Start of QUOTED PASSAGE
Carlsson with Falck and Hillarp (Carlsson et al. 1958) brought the first demonstration of DA production in the brain and provided evidence that the DA distribution was not similar to that of NA or adrenaline, suggesting different roles for these three catecholamines (Carlsson et al. 1961). Thereafter, Dahlström and Fuxe (1964) published a detailed distribution of catecholaminergic containing neurons in the rat brain. Few years later, Nobin and Björklund (1973) reported the presence of such monoamineric neurons in the fetus human brain.
By means of the same histofluorescent methods and more sensitive tracing techniques, it was shown that the DA innervation of the basal ganglia (or striatum) arose from the substantia nigra in the mesencephalon (Anden et al. 1964; Bertler et al. 1964). When later specific antibodies were raised against various neurotransmitters and enzymes involved in the synthesis of these catecholamines such as tyrosine hydroxylase (TH), which existence was first postulated by Blaschko (1939) and isolated by Nagatsu et al. (1964), it was possible, with single and dual immunohistochemical methods, to produce complete maps for monoaminergic systems, confirming and extending various hypotheses on the key roles of such neurotransmitter molecules in the central and peripheral nervous systems (Hökfelt et al. 1976, 1977; Carlsson 2001).
It was demonstrated that the basal ganglia are the major source of DA (Bertler and Rosengren 1966) and led Carlsson to propose that nigrostriatal DA might be involved in the control of motor activity while its decrease could be the cause of the extrapyramidal symptoms in patients with Parkinson’s disease (Carlsson 1959). Such hypothesis was then supported by the observation of a decrease in DA concentrations in preclinical models of Parkinson disease (Sotelo et al. 1973) and in the basal ganglia in patients with Parkinson’s disease. Finally, l-DOPA treatments, by restoring dopamine transmission, had beneficial effects (Birkmayer and Hornykiewicz 1961; Barbeau 1969; Carlsson 1971).
In 1955, coming back from Dr. Brodie’s laboratory at the NIH, A. Carlsson joined Hillarp’s laboratory in Lund where research was dedicated at that time to adrenal glands. Pioneer papers published by Carlsson, Hillarp and coworkers focused on these peripheral endocrine glands. They revealed high amounts of catecholamines in the adrenal medulla in specific granules also containing adenosine triphosphate (Hillarp and Nilson 1954; Carlsson and Hillarp 1956; Carlsson et al. 1957). Thereafter, Carlsson mainly dedicated his studies to the brain, bringing anatomical, biochemical, pharmacological and behavioral evidence for the implication of the different catecholaminergic systems in psychiatric and neurodegenerative disorders (Carlsson 1993, 2001; Tamminga and Carlsson 2002).
TH, the rate-limiting enzyme in catecholamine biosynthesis, has been widely used to study the catecholaminergic systems in particular the DA systems. Since the masterpiece work carried out by Hökfelt and coworkers on the distribution of TH-immunoreactive neurons in the rat brain (Hökfelt et al. 1984), computer science and imaging technologies dramatically improved both the quality and the resolution of images but also the quantitation of catecholaminergic neurons in the central structures and peripheral tissues.
End of QUOTED PASSAGE
Start of DATA EXCERPTS
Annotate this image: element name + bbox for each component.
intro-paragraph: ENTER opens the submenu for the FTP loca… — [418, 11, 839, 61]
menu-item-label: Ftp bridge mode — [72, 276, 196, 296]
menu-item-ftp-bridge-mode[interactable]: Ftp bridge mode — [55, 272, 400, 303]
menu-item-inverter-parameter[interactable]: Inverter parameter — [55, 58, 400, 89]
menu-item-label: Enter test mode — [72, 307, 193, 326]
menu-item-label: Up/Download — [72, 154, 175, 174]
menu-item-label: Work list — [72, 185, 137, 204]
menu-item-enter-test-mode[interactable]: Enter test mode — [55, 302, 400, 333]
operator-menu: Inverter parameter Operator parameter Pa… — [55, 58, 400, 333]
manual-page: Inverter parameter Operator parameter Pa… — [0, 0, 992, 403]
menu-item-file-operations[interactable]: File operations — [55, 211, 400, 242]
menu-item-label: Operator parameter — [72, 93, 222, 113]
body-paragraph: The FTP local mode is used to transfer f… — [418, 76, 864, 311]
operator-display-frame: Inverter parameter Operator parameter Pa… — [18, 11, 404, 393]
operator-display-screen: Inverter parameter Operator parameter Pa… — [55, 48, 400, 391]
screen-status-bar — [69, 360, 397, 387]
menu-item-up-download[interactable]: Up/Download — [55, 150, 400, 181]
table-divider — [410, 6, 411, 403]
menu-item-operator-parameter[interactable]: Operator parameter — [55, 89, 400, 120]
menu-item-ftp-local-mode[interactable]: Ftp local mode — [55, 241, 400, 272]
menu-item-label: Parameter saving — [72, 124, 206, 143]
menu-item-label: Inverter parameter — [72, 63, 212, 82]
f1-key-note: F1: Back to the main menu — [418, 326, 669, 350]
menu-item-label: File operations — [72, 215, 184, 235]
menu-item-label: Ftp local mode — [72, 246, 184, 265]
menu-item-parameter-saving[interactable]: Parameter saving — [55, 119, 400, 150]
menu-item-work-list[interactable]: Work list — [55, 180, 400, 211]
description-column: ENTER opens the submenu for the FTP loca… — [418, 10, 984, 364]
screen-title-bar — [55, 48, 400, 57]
End of DATA EXCERPTS
> [ABOUT THIS TASK]:
Write out everything in the passage on early dopamine research from "Carlsson with Falck" down to "fetus human brain.", without changing a word.

> [YOUR RESPONSE]:
Carlsson with Falck and Hillarp (Carlsson et al. 1958) brought the first demonstration of DA production in the brain and provided evidence that the DA distribution was not similar to that of NA or adrenaline, suggesting different roles for these three catecholamines (Carlsson et al. 1961). Thereafter, Dahlström and Fuxe (1964) published a detailed distribution of catecholaminergic containing neurons in the rat brain. Few years later, Nobin and Björklund (1973) reported the presence of such monoamineric neurons in the fetus human brain.